Check each line of the material below, and copy it if it holds the string "institution".

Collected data
————

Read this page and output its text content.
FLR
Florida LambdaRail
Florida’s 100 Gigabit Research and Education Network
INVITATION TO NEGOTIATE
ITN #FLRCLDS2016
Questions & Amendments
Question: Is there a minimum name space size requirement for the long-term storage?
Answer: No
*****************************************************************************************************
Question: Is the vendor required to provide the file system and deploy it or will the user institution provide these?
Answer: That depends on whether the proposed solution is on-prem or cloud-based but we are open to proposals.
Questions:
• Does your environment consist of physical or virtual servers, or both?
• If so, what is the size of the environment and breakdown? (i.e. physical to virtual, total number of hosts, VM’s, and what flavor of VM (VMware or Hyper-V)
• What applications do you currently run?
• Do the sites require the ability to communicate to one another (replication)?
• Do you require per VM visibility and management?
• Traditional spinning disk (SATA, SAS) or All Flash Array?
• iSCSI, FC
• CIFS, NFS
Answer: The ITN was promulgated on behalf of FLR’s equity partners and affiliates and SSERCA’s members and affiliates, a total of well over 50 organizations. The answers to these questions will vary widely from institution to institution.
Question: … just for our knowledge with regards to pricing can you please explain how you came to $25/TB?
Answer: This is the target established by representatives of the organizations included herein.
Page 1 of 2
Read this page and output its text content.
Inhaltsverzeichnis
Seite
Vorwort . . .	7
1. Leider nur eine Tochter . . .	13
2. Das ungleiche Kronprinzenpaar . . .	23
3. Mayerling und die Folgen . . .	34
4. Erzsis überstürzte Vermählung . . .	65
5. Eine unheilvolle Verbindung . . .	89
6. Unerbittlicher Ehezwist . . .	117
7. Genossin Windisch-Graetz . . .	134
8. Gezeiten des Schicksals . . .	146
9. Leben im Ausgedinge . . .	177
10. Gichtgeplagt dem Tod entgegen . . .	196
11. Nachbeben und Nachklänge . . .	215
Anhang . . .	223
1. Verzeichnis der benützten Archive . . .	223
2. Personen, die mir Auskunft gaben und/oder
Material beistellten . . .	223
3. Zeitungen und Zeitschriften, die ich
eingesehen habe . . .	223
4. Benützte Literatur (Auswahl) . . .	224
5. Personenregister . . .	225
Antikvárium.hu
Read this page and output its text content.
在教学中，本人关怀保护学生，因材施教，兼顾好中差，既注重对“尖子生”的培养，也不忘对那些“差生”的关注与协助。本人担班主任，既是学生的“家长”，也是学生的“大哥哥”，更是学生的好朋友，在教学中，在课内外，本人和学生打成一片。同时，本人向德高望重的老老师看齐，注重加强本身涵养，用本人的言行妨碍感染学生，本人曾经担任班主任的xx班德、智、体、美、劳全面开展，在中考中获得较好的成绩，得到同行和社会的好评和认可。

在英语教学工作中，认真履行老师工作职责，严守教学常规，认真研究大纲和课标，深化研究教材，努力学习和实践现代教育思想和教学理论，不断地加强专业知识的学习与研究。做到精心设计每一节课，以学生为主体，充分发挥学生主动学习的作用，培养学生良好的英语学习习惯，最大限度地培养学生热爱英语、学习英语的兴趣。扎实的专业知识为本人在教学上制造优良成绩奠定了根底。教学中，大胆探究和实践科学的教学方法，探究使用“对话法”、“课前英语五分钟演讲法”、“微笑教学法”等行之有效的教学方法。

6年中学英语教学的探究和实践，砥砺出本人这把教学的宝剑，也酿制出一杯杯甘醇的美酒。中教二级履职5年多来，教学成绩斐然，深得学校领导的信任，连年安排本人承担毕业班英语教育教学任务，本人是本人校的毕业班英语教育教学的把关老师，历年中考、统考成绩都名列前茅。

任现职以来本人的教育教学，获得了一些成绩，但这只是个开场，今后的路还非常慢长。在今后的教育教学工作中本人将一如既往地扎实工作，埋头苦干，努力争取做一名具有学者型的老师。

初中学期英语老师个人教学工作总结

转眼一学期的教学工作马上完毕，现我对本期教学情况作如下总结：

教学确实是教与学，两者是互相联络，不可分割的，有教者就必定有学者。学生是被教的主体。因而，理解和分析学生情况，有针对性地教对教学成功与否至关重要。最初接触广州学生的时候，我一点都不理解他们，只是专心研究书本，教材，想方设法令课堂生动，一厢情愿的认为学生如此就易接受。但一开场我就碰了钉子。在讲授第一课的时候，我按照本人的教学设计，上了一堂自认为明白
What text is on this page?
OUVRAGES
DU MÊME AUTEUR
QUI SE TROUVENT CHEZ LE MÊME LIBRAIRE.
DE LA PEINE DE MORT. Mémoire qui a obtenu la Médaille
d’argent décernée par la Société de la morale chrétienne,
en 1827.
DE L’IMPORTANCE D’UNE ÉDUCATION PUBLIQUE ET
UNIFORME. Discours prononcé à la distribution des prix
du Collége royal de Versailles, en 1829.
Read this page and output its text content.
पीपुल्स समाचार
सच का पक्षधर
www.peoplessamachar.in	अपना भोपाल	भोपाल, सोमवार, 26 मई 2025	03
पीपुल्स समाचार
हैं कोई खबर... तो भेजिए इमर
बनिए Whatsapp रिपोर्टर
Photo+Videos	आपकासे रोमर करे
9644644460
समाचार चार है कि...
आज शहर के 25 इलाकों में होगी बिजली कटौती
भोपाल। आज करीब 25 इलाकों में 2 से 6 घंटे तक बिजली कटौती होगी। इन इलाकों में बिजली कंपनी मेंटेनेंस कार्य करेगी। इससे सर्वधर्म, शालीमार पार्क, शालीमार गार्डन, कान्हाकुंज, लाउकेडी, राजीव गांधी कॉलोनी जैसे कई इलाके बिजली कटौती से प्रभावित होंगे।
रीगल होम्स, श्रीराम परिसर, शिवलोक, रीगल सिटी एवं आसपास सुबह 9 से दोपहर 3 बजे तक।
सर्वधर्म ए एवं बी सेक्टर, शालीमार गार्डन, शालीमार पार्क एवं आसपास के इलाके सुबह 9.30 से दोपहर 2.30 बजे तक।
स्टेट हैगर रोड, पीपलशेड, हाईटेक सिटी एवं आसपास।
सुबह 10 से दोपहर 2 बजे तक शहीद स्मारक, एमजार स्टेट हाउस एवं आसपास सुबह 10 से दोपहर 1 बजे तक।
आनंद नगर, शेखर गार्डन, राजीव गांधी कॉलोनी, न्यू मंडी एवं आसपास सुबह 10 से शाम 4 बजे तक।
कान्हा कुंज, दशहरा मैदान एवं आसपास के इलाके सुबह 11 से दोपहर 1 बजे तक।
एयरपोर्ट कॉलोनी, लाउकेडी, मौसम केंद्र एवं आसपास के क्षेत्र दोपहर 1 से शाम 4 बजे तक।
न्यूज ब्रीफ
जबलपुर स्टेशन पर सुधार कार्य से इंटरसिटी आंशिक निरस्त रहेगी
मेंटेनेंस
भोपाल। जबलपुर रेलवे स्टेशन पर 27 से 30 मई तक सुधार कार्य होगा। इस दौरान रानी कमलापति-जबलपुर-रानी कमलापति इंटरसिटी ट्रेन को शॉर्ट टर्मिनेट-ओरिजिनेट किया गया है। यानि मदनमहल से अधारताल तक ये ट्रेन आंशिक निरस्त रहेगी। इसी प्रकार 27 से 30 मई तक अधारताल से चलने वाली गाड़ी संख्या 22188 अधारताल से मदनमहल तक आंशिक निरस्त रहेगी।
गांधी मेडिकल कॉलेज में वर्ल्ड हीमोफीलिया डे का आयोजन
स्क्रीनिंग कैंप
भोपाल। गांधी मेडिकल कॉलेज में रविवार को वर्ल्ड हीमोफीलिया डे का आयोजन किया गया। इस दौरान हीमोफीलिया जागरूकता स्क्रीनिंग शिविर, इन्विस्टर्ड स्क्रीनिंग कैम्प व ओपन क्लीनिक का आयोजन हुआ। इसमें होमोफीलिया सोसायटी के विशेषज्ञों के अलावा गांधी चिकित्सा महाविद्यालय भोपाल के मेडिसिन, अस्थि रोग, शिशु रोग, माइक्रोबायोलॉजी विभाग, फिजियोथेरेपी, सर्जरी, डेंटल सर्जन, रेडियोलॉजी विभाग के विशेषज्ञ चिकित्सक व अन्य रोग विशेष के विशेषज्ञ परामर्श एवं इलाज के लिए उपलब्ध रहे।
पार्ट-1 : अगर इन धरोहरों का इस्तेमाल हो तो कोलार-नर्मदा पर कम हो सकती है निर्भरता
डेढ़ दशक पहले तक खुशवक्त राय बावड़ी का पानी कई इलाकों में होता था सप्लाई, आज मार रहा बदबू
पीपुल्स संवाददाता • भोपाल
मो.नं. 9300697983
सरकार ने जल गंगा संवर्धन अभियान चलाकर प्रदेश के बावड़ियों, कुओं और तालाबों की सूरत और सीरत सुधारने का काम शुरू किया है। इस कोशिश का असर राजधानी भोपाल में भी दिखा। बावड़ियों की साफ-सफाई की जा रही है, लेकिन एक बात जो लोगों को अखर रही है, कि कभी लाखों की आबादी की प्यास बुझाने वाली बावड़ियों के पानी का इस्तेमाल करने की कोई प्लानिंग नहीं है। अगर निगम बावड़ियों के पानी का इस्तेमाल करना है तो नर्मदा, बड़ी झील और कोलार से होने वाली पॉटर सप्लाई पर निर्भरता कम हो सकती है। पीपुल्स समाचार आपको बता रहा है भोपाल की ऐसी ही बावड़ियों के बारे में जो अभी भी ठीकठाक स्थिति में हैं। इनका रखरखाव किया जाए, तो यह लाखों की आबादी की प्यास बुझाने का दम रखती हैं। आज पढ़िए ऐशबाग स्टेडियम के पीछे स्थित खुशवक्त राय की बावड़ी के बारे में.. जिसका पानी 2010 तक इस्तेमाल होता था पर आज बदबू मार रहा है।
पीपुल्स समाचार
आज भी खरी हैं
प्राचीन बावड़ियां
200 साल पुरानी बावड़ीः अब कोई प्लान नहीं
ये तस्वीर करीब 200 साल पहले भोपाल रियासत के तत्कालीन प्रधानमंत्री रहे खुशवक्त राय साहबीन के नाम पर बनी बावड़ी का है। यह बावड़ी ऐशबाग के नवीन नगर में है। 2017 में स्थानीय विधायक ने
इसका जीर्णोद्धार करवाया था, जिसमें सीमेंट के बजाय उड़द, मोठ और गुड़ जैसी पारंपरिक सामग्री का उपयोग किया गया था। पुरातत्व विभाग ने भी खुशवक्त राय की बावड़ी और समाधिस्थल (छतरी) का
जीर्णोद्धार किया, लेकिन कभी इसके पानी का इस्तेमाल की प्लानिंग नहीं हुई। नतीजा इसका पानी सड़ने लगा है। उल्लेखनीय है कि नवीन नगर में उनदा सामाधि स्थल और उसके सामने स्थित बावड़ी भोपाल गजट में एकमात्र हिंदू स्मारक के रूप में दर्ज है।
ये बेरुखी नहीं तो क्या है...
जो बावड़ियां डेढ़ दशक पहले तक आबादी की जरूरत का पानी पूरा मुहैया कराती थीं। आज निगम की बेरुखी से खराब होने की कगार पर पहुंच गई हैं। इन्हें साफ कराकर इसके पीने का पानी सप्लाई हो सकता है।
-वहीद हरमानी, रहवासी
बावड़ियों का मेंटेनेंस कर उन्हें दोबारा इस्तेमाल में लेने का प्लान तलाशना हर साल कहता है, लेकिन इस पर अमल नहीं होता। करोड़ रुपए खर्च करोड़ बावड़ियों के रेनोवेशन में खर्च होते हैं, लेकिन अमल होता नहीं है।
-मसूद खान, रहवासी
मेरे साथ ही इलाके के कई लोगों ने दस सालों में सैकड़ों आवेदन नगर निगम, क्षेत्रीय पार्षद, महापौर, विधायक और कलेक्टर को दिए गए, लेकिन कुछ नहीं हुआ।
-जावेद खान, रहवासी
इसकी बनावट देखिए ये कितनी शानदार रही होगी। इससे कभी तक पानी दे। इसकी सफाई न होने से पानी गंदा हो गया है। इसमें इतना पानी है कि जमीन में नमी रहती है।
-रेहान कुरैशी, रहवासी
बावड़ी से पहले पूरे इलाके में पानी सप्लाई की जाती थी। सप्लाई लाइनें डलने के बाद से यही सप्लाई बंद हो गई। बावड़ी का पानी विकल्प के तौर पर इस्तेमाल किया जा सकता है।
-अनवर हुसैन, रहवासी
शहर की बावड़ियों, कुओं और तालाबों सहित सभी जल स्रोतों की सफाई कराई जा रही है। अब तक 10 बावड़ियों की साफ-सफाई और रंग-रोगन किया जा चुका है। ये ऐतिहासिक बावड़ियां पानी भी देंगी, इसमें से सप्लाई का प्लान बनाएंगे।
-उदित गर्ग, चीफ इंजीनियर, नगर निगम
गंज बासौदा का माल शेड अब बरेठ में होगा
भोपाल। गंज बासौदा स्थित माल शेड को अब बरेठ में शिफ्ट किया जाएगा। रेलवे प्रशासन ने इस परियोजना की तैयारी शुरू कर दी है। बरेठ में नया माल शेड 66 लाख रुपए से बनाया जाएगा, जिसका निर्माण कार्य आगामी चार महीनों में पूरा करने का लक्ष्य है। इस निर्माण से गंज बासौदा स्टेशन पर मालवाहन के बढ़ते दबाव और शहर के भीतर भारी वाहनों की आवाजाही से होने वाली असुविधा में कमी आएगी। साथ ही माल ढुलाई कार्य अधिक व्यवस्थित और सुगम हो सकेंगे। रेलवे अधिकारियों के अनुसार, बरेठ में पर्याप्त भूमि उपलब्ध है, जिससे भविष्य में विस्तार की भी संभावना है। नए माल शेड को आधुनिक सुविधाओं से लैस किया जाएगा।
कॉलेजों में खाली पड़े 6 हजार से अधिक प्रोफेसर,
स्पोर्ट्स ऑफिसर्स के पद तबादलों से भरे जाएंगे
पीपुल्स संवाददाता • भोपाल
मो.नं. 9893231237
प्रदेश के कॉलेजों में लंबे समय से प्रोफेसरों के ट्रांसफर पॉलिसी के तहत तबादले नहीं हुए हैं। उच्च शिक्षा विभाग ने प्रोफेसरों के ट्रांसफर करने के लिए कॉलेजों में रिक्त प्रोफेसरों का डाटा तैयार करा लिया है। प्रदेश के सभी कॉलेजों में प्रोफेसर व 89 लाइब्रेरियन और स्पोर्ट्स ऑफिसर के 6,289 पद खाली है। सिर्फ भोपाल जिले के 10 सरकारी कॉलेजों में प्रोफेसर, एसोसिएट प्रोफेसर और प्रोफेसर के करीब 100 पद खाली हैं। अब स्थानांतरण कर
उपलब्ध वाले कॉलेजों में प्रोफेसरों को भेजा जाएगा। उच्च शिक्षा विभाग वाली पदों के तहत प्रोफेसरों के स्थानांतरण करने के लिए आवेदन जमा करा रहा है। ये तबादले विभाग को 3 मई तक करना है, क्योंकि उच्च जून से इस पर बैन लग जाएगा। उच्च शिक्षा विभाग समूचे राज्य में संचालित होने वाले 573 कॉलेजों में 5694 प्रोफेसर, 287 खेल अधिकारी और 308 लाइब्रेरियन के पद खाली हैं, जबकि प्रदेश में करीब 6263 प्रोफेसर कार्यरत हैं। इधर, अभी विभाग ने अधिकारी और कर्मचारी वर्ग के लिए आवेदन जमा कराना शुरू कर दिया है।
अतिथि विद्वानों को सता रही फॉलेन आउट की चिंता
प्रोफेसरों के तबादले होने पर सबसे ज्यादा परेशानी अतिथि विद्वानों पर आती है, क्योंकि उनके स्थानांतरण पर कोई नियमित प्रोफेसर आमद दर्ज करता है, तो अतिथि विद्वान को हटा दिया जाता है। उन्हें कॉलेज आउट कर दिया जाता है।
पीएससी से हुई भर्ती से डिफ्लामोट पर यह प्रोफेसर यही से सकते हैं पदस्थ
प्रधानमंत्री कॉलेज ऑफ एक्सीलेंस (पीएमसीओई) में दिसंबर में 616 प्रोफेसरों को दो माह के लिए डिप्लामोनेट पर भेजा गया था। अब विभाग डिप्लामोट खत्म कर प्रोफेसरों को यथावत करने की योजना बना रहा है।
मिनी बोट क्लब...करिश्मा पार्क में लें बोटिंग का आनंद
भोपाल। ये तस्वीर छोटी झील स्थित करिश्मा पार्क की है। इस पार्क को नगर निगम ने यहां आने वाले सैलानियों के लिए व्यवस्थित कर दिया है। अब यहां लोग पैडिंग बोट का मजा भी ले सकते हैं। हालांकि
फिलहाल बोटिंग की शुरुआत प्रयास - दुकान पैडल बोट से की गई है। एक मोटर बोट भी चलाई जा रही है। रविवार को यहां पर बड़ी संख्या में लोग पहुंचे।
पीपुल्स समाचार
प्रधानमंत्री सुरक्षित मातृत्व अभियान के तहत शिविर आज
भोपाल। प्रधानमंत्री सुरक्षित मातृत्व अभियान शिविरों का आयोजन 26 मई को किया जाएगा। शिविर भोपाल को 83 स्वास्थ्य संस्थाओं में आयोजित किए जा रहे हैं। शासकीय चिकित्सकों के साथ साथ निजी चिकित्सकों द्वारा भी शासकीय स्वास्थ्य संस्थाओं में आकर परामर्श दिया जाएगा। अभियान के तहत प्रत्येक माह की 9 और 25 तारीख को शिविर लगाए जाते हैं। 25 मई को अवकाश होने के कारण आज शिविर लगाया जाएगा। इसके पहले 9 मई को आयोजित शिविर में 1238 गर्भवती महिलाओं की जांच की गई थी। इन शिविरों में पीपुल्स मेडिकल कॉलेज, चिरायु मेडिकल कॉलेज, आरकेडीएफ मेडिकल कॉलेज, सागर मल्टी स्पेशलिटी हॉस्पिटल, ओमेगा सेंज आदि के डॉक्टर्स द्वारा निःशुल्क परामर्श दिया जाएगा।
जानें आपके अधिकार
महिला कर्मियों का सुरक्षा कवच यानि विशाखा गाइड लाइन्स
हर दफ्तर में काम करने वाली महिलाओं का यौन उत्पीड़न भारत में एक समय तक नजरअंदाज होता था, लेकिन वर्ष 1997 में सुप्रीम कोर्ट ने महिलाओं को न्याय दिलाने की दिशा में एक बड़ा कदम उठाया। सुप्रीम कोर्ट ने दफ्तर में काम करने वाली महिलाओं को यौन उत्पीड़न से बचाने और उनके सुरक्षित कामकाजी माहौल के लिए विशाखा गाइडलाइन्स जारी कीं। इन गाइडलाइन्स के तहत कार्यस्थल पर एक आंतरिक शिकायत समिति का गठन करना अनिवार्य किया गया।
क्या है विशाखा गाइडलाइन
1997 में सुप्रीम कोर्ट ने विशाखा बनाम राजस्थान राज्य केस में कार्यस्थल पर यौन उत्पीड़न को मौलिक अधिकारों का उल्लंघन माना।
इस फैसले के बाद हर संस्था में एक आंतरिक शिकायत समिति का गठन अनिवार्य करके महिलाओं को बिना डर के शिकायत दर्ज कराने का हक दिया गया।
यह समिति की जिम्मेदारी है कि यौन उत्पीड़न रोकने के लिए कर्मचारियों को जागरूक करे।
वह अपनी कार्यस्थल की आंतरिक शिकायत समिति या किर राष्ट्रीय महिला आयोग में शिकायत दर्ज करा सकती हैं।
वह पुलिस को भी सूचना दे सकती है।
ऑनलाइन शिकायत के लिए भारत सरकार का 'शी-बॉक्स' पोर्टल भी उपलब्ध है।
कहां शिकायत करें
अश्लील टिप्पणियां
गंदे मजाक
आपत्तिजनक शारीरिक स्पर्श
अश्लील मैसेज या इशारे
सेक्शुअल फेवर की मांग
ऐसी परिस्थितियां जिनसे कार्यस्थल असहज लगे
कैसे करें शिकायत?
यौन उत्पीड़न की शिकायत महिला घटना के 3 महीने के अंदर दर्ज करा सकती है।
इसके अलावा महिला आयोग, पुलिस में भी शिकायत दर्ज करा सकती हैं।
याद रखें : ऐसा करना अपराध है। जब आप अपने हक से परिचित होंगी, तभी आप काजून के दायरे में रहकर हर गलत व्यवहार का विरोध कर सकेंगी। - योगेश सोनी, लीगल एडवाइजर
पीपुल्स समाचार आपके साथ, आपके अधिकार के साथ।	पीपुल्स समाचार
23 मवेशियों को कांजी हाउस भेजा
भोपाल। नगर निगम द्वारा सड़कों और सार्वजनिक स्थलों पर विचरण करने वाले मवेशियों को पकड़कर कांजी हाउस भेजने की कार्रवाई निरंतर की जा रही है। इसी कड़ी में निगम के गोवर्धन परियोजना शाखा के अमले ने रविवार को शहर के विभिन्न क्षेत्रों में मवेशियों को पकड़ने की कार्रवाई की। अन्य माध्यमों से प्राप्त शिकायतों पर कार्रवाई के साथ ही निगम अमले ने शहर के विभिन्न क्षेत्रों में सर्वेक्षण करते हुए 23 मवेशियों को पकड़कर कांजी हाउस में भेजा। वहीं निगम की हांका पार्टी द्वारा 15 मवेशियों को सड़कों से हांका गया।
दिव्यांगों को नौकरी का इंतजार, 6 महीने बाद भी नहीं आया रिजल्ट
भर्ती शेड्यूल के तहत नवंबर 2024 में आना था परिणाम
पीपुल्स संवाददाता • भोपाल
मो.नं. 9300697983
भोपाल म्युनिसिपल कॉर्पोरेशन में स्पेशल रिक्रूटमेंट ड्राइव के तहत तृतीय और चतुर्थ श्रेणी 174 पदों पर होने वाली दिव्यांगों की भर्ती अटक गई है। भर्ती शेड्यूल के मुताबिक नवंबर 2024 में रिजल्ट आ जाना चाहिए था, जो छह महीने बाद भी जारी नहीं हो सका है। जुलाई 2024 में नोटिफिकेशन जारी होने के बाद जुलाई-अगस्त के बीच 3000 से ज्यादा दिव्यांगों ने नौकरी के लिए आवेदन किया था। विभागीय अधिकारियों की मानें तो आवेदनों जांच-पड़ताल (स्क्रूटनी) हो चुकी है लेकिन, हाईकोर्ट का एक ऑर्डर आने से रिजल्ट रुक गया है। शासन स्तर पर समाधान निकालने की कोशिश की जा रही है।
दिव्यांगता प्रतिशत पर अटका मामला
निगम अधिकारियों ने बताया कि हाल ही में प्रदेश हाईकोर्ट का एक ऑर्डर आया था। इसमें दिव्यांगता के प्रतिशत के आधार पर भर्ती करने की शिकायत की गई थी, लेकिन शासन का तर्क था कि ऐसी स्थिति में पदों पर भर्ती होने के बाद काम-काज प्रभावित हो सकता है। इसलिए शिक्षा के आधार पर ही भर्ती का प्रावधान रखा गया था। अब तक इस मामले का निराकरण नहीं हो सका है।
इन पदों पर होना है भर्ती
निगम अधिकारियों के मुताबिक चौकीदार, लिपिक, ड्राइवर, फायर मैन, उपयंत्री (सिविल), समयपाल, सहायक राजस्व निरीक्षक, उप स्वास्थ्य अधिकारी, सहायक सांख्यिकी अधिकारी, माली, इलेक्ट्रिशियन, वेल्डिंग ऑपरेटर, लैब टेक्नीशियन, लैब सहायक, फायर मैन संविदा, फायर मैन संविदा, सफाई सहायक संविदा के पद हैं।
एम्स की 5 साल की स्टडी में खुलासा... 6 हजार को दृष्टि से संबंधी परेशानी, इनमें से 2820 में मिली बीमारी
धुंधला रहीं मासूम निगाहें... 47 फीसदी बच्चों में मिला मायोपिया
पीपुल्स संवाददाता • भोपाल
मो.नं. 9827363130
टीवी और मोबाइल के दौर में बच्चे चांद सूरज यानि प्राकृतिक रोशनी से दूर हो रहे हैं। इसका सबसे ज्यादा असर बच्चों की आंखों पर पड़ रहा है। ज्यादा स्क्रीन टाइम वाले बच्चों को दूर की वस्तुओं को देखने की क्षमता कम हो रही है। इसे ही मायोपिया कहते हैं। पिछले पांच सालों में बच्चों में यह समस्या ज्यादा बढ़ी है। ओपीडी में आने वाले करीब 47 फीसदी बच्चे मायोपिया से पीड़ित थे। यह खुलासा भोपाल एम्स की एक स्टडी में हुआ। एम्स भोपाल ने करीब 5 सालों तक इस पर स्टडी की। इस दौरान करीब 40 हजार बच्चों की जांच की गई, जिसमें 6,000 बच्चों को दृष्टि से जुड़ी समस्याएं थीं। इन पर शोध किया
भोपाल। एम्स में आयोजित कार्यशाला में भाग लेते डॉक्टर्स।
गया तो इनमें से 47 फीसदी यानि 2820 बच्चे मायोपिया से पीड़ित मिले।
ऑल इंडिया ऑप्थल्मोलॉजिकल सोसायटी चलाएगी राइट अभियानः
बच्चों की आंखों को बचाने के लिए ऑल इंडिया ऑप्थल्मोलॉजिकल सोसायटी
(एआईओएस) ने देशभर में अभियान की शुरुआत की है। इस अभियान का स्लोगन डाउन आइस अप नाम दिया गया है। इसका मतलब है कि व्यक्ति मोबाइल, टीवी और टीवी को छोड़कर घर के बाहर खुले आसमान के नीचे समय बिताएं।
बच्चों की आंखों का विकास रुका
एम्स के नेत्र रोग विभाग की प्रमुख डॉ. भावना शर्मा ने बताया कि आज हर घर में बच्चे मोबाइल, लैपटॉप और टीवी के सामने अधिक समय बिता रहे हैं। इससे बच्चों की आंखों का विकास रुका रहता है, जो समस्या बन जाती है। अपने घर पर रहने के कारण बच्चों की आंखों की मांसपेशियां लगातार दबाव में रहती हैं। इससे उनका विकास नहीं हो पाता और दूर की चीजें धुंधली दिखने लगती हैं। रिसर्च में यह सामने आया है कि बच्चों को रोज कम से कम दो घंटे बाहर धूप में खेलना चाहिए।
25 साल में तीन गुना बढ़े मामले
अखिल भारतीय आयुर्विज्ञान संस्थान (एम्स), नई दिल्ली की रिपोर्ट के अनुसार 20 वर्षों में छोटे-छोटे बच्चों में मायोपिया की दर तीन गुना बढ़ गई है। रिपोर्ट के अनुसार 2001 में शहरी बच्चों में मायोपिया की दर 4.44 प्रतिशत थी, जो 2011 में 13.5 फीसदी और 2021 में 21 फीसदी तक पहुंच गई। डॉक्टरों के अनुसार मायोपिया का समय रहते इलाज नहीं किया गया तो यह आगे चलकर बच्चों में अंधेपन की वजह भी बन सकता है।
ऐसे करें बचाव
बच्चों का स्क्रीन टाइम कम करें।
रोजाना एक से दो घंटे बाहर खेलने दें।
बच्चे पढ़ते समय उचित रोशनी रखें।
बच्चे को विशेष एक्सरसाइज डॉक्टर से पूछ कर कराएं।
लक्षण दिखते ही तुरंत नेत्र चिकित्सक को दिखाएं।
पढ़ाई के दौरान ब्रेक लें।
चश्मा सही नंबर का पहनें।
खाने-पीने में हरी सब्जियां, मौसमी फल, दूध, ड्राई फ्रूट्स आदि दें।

————

■ OUTPUT
Question: Is the vendor required to provide the file system and deploy it or will the user institution provide these?
Answer: The ITN was promulgated on behalf of FLR’s equity partners and affiliates and SSERCA’s members and affiliates, a total of well over 50 organizations. The answers to these questions will vary widely from institution to institution.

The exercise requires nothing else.